Identify and pull out each line of the entries in which "image" occurs.
+ + +
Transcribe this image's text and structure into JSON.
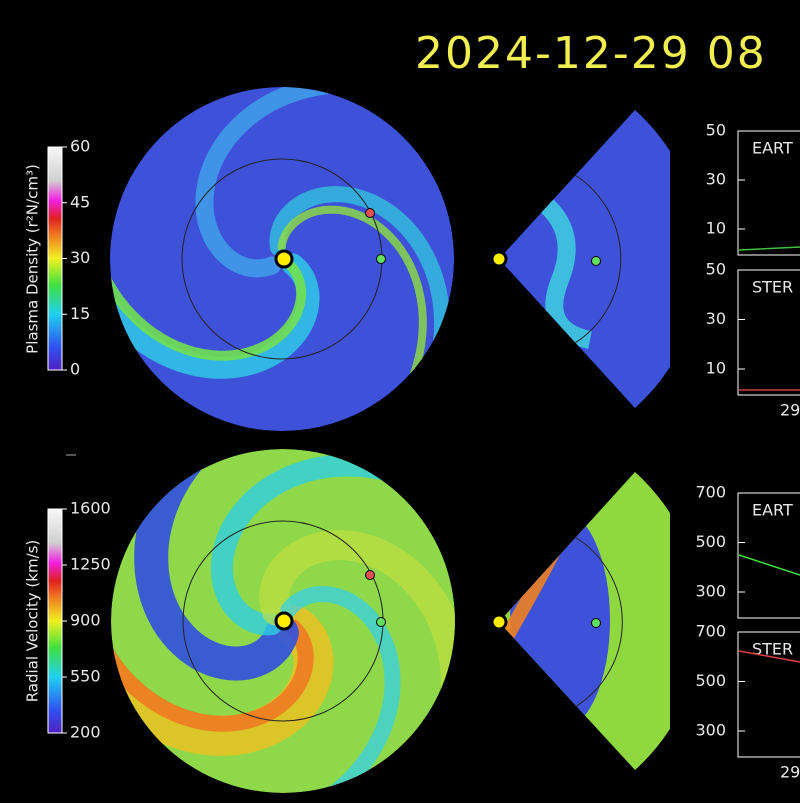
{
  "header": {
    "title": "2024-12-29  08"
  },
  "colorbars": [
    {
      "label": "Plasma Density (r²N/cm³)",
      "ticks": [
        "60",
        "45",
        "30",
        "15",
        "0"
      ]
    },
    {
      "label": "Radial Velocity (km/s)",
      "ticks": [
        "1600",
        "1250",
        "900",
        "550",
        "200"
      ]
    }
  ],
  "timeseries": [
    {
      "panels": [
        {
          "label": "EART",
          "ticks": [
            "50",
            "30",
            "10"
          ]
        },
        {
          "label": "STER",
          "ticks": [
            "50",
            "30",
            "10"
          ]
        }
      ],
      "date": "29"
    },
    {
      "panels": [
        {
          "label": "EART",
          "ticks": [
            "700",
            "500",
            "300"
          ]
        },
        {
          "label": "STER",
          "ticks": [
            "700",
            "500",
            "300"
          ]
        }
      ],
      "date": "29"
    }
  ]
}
+ + +
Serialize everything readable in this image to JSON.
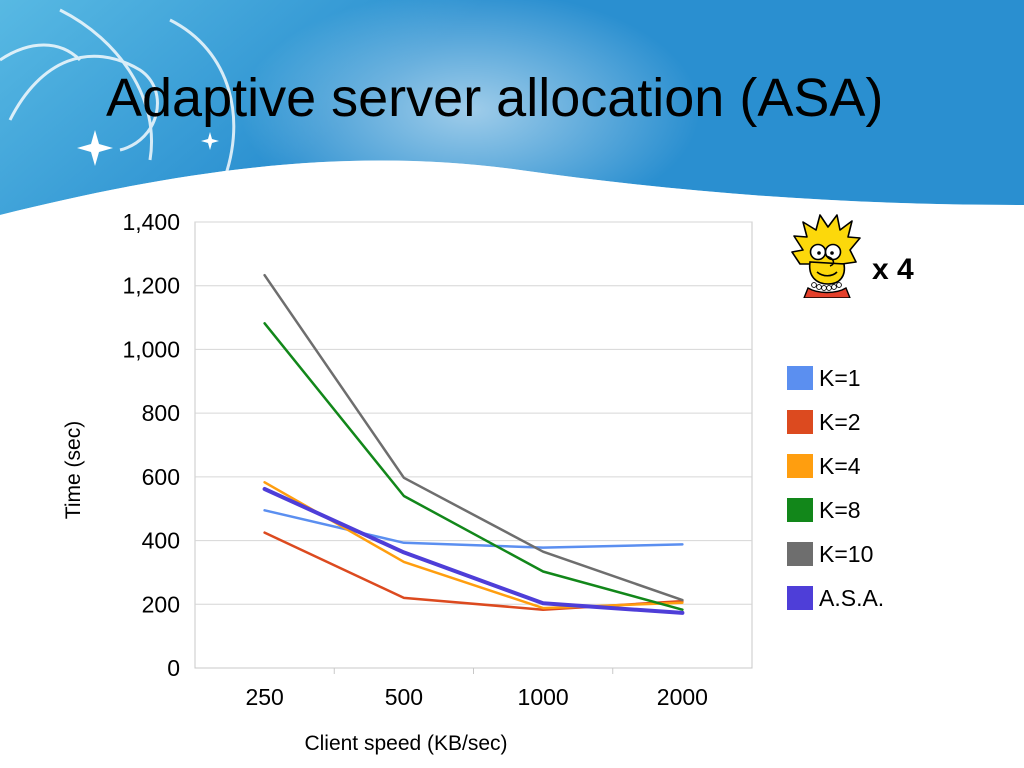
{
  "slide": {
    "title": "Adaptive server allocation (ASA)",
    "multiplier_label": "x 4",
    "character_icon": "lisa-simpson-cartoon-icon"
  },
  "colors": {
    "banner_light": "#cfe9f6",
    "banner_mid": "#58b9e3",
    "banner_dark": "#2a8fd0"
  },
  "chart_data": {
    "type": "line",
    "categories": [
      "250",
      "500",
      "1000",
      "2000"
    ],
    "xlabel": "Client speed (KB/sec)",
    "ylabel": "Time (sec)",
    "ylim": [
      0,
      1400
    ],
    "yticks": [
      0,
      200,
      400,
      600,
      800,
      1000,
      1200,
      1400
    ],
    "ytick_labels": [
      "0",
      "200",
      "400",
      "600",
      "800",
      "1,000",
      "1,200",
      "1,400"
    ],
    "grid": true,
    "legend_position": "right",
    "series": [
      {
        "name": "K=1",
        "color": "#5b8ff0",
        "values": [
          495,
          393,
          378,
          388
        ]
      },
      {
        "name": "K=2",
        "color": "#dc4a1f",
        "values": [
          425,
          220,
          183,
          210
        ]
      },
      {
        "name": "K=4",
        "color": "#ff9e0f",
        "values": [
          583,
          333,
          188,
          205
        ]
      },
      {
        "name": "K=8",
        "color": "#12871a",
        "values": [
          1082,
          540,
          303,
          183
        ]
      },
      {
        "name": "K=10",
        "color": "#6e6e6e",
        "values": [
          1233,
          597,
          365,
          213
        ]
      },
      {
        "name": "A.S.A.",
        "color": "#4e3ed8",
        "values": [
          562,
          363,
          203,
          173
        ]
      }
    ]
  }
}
+ + +
SOLUTION TO THIS TASK
Transcribe this image's text and structure into JSON.
Serialize everything readable in this image to JSON.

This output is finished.